* [TASK PROMPT]:
Using the listing below, retype only the lines from the line with "Read this page and output its text content." through the end, both ends included, and exclude the pictures.

* [PROVIDED INFORMATION]:

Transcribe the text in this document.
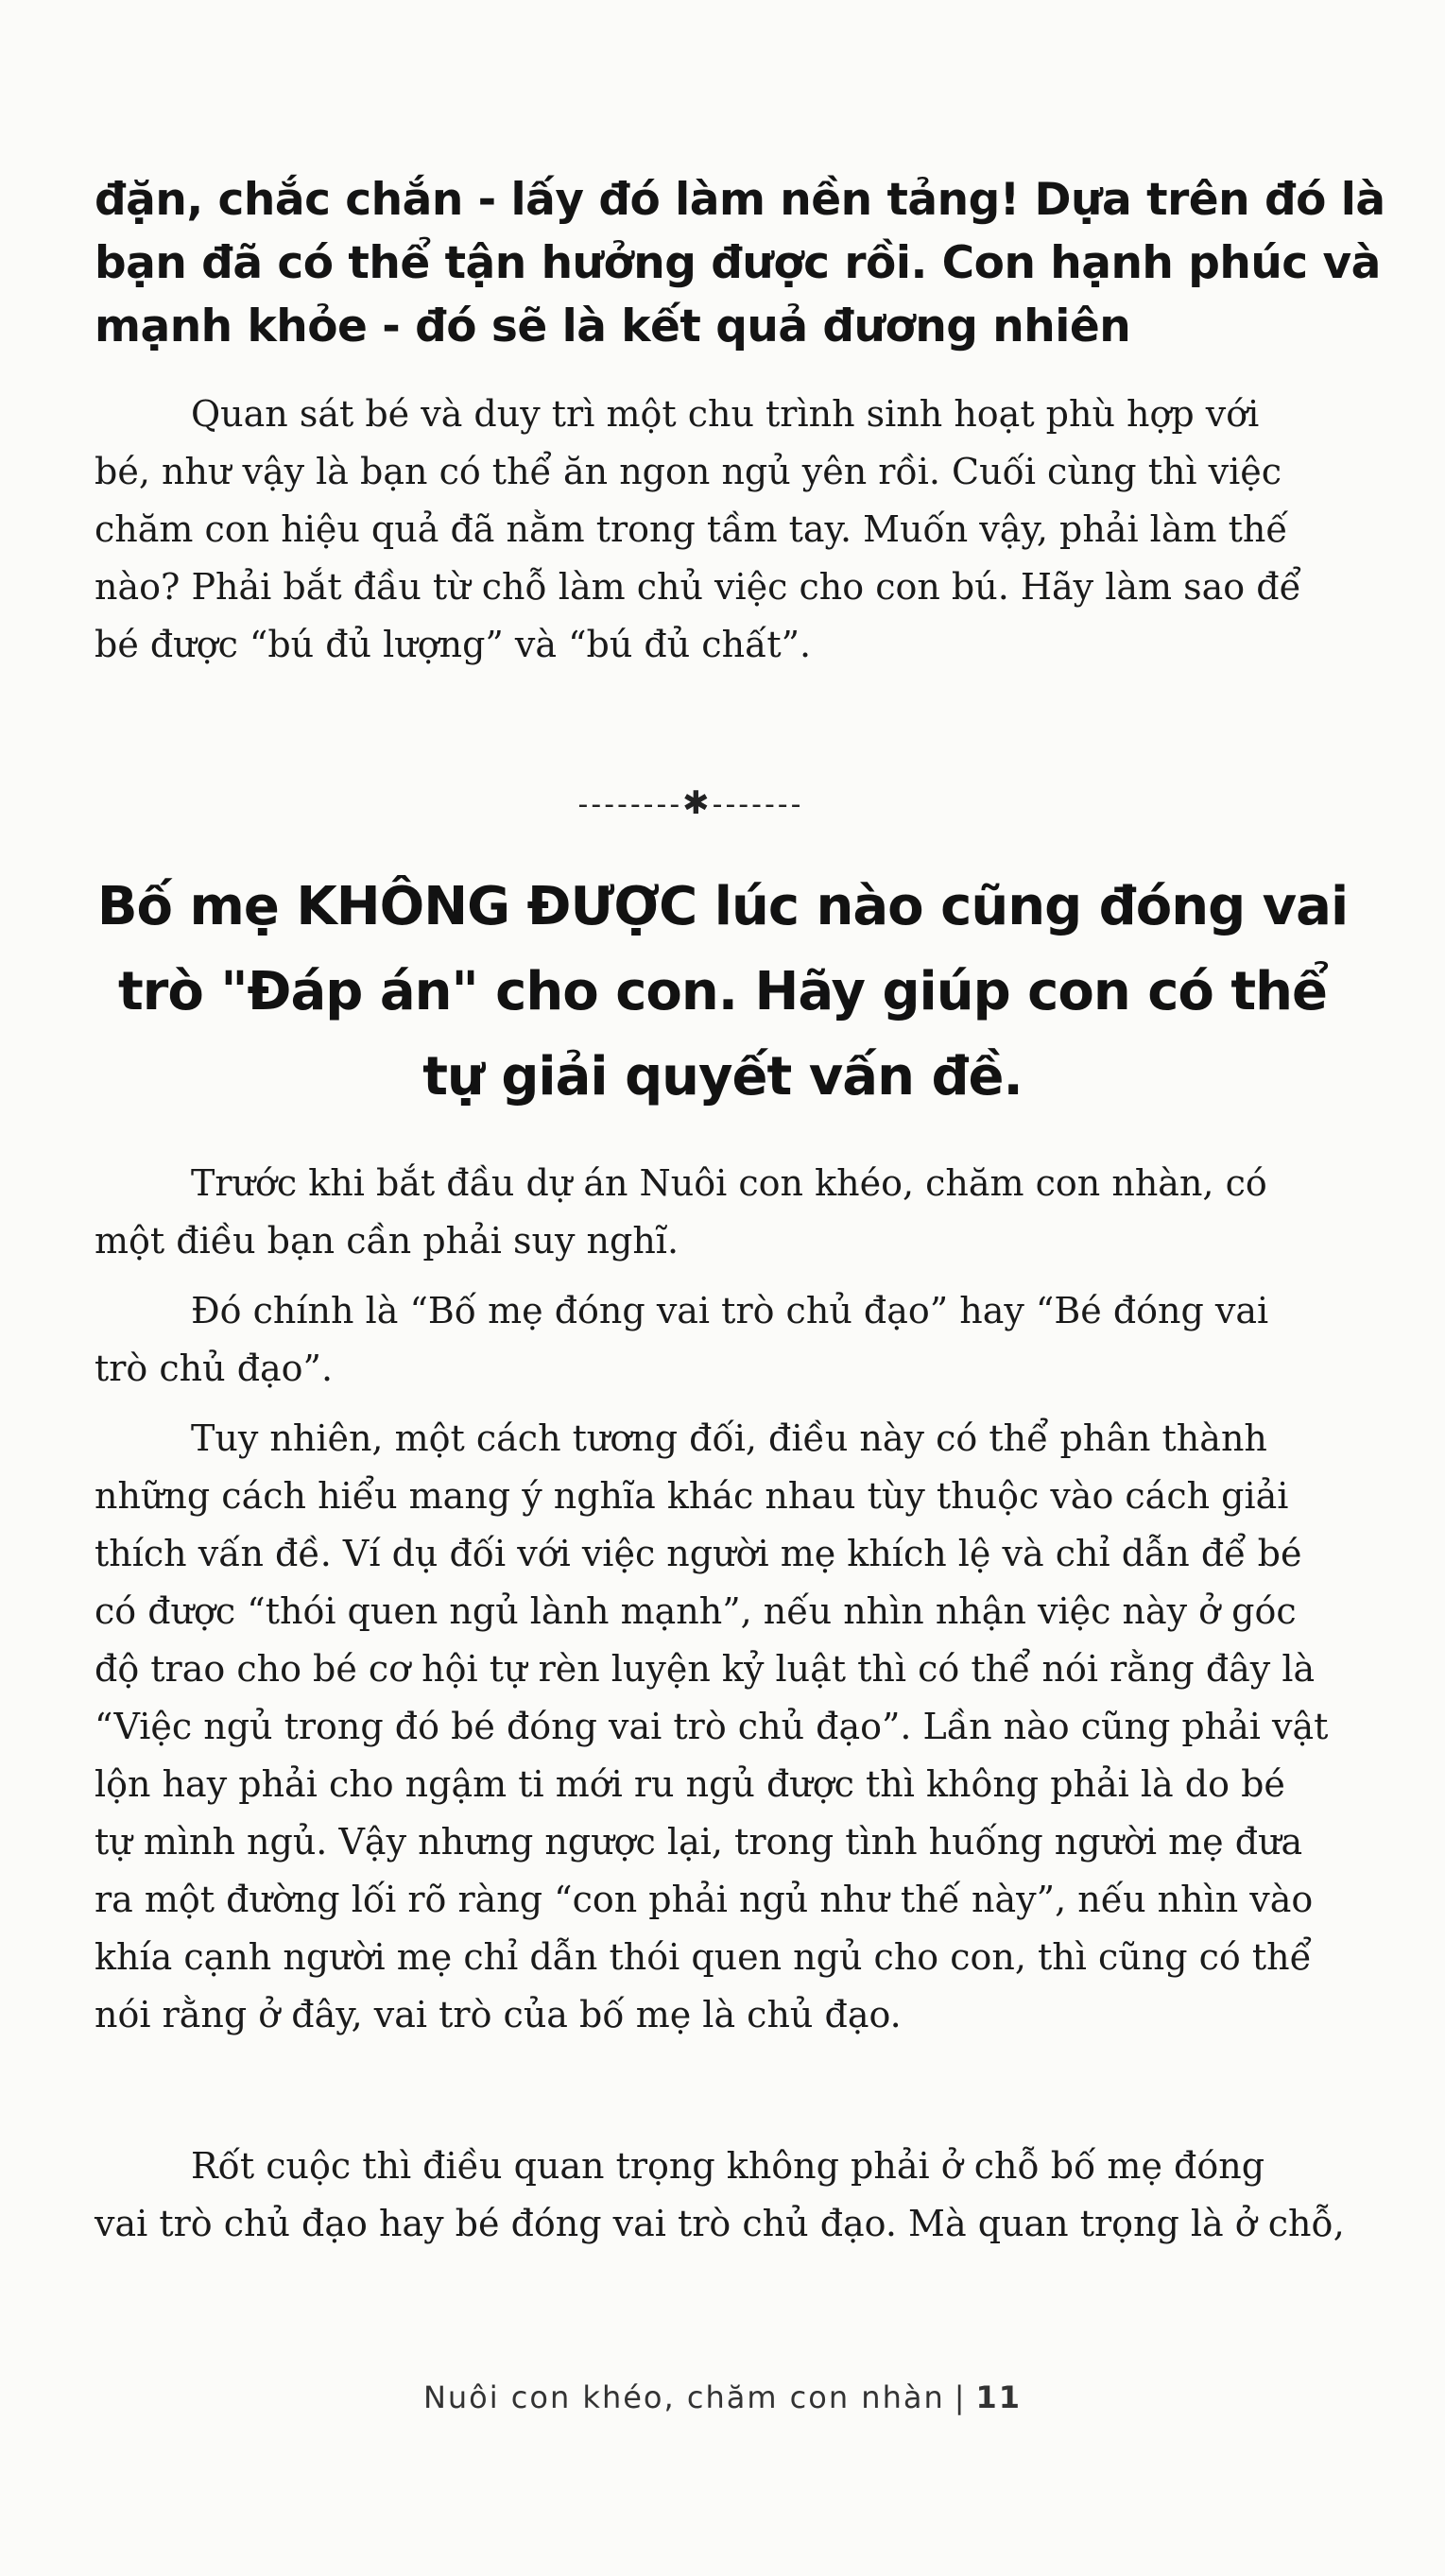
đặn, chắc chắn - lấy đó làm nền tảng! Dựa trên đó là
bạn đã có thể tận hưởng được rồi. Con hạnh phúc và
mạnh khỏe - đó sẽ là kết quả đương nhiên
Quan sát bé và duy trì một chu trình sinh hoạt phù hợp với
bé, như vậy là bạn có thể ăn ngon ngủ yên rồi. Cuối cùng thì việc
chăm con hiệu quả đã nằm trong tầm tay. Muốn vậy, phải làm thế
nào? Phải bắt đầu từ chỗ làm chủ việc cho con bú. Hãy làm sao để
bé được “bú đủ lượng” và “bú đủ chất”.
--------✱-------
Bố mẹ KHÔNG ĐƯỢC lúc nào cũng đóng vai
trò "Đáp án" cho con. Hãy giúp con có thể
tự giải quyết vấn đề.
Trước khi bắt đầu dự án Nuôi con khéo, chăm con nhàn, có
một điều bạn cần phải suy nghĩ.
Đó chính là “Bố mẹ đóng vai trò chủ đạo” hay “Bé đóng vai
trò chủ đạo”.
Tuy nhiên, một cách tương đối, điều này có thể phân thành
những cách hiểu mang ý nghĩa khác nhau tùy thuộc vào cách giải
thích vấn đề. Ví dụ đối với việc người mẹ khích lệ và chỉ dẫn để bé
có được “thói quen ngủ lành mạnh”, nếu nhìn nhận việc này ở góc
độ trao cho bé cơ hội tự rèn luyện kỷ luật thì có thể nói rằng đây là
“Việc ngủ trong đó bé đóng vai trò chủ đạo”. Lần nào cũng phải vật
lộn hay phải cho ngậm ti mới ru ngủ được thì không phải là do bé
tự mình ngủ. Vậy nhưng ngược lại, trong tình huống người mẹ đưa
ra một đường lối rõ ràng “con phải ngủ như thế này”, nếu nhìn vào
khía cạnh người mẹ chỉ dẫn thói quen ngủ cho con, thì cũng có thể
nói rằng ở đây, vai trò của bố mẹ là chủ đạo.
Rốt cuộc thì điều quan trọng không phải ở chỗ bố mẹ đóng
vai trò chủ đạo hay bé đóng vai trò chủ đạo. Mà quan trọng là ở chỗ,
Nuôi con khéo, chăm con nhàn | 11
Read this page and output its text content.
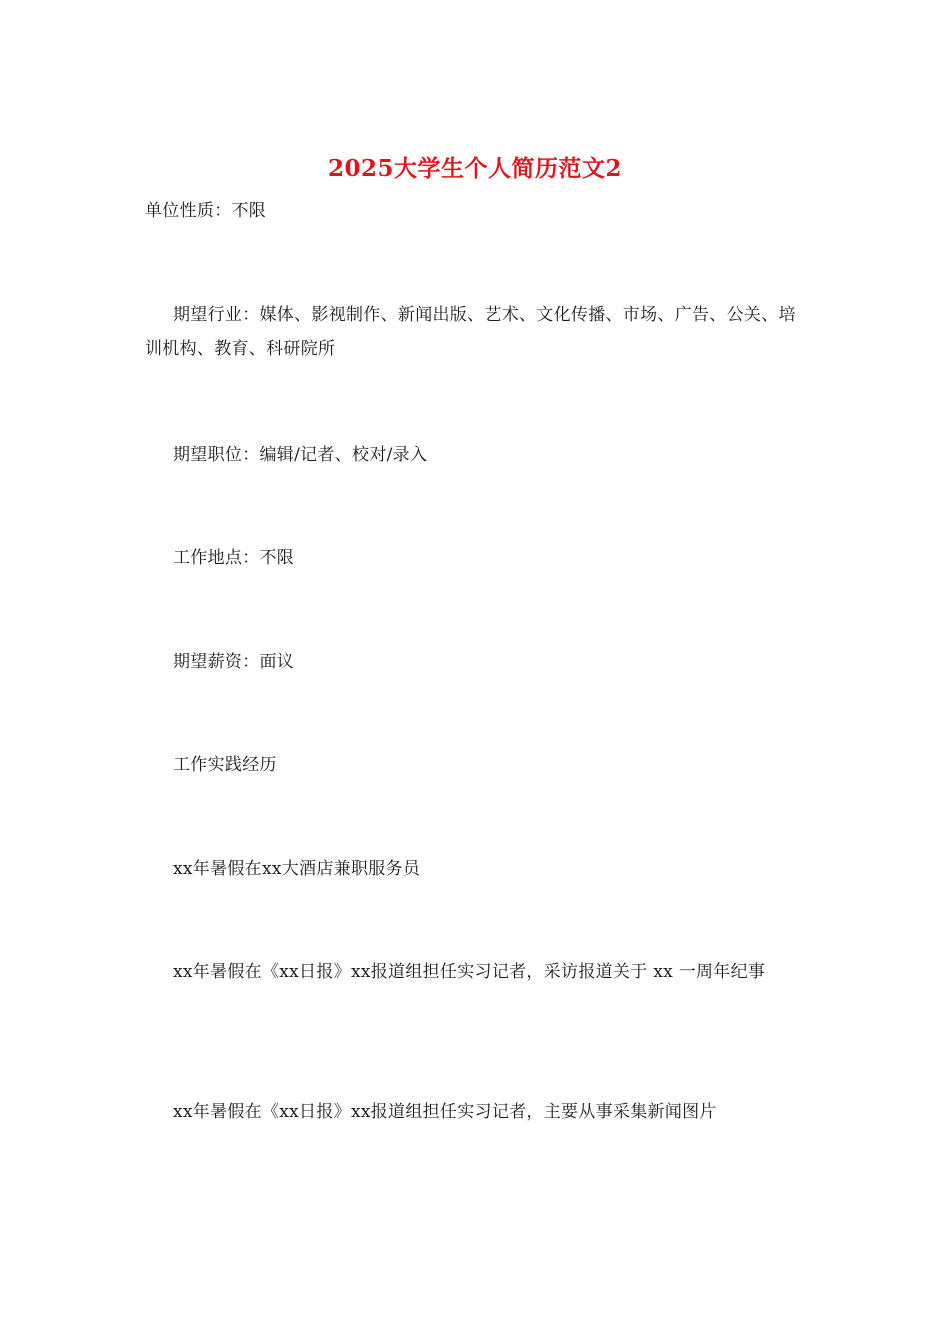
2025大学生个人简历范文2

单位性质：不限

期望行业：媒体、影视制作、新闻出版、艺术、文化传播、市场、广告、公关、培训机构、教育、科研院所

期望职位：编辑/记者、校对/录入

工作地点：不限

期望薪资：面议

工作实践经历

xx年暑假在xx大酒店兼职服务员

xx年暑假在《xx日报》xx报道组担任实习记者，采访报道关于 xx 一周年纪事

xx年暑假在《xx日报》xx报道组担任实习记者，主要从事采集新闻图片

* [WRITTEN SOLUTION]:
Read this page and output its text content.
2025大学生个人简历范文2

单位性质：不限

期望行业：媒体、影视制作、新闻出版、艺术、文化传播、市场、广告、公关、培训机构、教育、科研院所

期望职位：编辑/记者、校对/录入

工作地点：不限

期望薪资：面议

工作实践经历

xx年暑假在xx大酒店兼职服务员

xx年暑假在《xx日报》xx报道组担任实习记者，采访报道关于 xx 一周年纪事

xx年暑假在《xx日报》xx报道组担任实习记者，主要从事采集新闻图片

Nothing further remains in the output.